● The task
Provide an exact transcription of all the records.

● Data shown
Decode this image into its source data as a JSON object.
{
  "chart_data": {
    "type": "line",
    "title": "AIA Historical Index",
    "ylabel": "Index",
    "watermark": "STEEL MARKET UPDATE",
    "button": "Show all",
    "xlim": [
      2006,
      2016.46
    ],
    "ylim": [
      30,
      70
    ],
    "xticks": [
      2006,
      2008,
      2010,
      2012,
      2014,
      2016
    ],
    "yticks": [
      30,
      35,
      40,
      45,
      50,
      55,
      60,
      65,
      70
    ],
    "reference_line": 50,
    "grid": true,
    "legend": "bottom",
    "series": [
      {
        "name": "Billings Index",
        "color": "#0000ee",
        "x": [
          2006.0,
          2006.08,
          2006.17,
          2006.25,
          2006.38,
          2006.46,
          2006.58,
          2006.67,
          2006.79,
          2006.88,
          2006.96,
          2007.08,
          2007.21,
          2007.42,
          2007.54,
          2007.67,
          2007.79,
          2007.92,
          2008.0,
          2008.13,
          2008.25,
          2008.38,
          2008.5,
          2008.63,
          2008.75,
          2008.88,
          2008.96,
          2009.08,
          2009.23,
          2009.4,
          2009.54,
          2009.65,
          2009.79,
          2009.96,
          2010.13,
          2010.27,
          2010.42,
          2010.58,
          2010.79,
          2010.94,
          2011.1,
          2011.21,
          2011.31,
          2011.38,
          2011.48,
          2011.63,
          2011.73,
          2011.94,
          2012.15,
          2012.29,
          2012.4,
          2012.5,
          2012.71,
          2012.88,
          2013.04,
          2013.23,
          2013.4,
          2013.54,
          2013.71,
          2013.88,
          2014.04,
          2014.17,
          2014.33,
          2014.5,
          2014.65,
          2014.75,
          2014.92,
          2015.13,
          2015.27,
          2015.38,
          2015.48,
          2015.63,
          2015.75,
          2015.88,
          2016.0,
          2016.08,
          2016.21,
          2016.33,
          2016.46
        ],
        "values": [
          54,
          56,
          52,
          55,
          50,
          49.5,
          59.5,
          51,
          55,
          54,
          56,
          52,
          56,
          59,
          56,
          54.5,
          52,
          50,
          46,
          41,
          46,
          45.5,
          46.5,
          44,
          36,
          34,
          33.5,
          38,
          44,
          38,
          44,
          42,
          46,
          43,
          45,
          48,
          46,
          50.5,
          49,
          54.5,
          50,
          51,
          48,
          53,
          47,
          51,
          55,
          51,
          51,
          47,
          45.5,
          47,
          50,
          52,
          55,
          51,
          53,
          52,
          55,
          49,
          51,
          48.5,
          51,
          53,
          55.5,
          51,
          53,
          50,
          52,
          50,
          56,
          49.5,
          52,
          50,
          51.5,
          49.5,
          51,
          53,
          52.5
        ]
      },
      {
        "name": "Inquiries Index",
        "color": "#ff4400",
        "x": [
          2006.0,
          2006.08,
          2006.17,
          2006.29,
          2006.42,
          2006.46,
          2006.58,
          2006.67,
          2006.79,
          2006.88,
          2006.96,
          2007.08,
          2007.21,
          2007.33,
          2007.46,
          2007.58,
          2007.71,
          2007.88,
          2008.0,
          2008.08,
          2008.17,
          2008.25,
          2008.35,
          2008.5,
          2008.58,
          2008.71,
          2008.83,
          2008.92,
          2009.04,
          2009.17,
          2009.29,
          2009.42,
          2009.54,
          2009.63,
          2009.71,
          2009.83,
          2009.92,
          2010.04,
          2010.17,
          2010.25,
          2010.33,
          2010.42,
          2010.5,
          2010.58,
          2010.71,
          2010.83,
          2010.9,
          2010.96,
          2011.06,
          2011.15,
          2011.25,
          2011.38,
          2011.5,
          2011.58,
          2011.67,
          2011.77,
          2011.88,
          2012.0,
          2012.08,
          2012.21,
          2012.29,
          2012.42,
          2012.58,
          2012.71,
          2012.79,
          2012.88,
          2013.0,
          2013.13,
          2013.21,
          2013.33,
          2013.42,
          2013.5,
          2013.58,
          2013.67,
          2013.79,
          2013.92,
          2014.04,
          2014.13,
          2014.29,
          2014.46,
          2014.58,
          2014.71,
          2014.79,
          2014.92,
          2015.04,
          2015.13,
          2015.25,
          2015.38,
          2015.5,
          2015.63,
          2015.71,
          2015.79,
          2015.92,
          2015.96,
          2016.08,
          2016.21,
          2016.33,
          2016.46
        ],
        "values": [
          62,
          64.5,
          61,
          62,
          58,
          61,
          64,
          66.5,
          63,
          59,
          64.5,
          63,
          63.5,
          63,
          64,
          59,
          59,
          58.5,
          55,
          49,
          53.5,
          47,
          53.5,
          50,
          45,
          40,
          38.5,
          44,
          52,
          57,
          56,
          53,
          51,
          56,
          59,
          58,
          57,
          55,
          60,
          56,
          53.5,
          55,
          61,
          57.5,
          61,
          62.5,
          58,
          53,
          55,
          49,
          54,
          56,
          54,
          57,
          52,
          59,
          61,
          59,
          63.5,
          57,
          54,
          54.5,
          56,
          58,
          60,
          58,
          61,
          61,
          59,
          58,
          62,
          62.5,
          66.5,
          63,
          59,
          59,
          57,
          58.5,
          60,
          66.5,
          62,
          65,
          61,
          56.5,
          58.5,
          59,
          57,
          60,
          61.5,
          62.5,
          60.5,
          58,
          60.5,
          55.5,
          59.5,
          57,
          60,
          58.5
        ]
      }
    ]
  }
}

● Response to the task
Decode this image into its source data as a JSON object.
{
  "chart_data": {
    "type": "line",
    "title": "AIA Historical Index",
    "ylabel": "Index",
    "watermark": "STEEL MARKET UPDATE",
    "button": "Show all",
    "xlim": [
      2006,
      2016.46
    ],
    "ylim": [
      30,
      70
    ],
    "xticks": [
      2006,
      2008,
      2010,
      2012,
      2014,
      2016
    ],
    "yticks": [
      30,
      35,
      40,
      45,
      50,
      55,
      60,
      65,
      70
    ],
    "reference_line": 50,
    "grid": true,
    "legend": "bottom",
    "series": [
      {
        "name": "Billings Index",
        "color": "#0000ee",
        "x": [
          2006.0,
          2006.08,
          2006.17,
          2006.25,
          2006.38,
          2006.46,
          2006.58,
          2006.67,
          2006.79,
          2006.88,
          2006.96,
          2007.08,
          2007.21,
          2007.42,
          2007.54,
          2007.67,
          2007.79,
          2007.92,
          2008.0,
          2008.13,
          2008.25,
          2008.38,
          2008.5,
          2008.63,
          2008.75,
          2008.88,
          2008.96,
          2009.08,
          2009.23,
          2009.4,
          2009.54,
          2009.65,
          2009.79,
          2009.96,
          2010.13,
          2010.27,
          2010.42,
          2010.58,
          2010.79,
          2010.94,
          2011.1,
          2011.21,
          2011.31,
          2011.38,
          2011.48,
          2011.63,
          2011.73,
          2011.94,
          2012.15,
          2012.29,
          2012.4,
          2012.5,
          2012.71,
          2012.88,
          2013.04,
          2013.23,
          2013.4,
          2013.54,
          2013.71,
          2013.88,
          2014.04,
          2014.17,
          2014.33,
          2014.5,
          2014.65,
          2014.75,
          2014.92,
          2015.13,
          2015.27,
          2015.38,
          2015.48,
          2015.63,
          2015.75,
          2015.88,
          2016.0,
          2016.08,
          2016.21,
          2016.33,
          2016.46
        ],
        "values": [
          54,
          56,
          52,
          55,
          50,
          49.5,
          59.5,
          51,
          55,
          54,
          56,
          52,
          56,
          59,
          56,
          54.5,
          52,
          50,
          46,
          41,
          46,
          45.5,
          46.5,
          44,
          36,
          34,
          33.5,
          38,
          44,
          38,
          44,
          42,
          46,
          43,
          45,
          48,
          46,
          50.5,
          49,
          54.5,
          50,
          51,
          48,
          53,
          47,
          51,
          55,
          51,
          51,
          47,
          45.5,
          47,
          50,
          52,
          55,
          51,
          53,
          52,
          55,
          49,
          51,
          48.5,
          51,
          53,
          55.5,
          51,
          53,
          50,
          52,
          50,
          56,
          49.5,
          52,
          50,
          51.5,
          49.5,
          51,
          53,
          52.5
        ]
      },
      {
        "name": "Inquiries Index",
        "color": "#ff4400",
        "x": [
          2006.0,
          2006.08,
          2006.17,
          2006.29,
          2006.42,
          2006.46,
          2006.58,
          2006.67,
          2006.79,
          2006.88,
          2006.96,
          2007.08,
          2007.21,
          2007.33,
          2007.46,
          2007.58,
          2007.71,
          2007.88,
          2008.0,
          2008.08,
          2008.17,
          2008.25,
          2008.35,
          2008.5,
          2008.58,
          2008.71,
          2008.83,
          2008.92,
          2009.04,
          2009.17,
          2009.29,
          2009.42,
          2009.54,
          2009.63,
          2009.71,
          2009.83,
          2009.92,
          2010.04,
          2010.17,
          2010.25,
          2010.33,
          2010.42,
          2010.5,
          2010.58,
          2010.71,
          2010.83,
          2010.9,
          2010.96,
          2011.06,
          2011.15,
          2011.25,
          2011.38,
          2011.5,
          2011.58,
          2011.67,
          2011.77,
          2011.88,
          2012.0,
          2012.08,
          2012.21,
          2012.29,
          2012.42,
          2012.58,
          2012.71,
          2012.79,
          2012.88,
          2013.0,
          2013.13,
          2013.21,
          2013.33,
          2013.42,
          2013.5,
          2013.58,
          2013.67,
          2013.79,
          2013.92,
          2014.04,
          2014.13,
          2014.29,
          2014.46,
          2014.58,
          2014.71,
          2014.79,
          2014.92,
          2015.04,
          2015.13,
          2015.25,
          2015.38,
          2015.5,
          2015.63,
          2015.71,
          2015.79,
          2015.92,
          2015.96,
          2016.08,
          2016.21,
          2016.33,
          2016.46
        ],
        "values": [
          62,
          64.5,
          61,
          62,
          58,
          61,
          64,
          66.5,
          63,
          59,
          64.5,
          63,
          63.5,
          63,
          64,
          59,
          59,
          58.5,
          55,
          49,
          53.5,
          47,
          53.5,
          50,
          45,
          40,
          38.5,
          44,
          52,
          57,
          56,
          53,
          51,
          56,
          59,
          58,
          57,
          55,
          60,
          56,
          53.5,
          55,
          61,
          57.5,
          61,
          62.5,
          58,
          53,
          55,
          49,
          54,
          56,
          54,
          57,
          52,
          59,
          61,
          59,
          63.5,
          57,
          54,
          54.5,
          56,
          58,
          60,
          58,
          61,
          61,
          59,
          58,
          62,
          62.5,
          66.5,
          63,
          59,
          59,
          57,
          58.5,
          60,
          66.5,
          62,
          65,
          61,
          56.5,
          58.5,
          59,
          57,
          60,
          61.5,
          62.5,
          60.5,
          58,
          60.5,
          55.5,
          59.5,
          57,
          60,
          58.5
        ]
      }
    ]
  }
}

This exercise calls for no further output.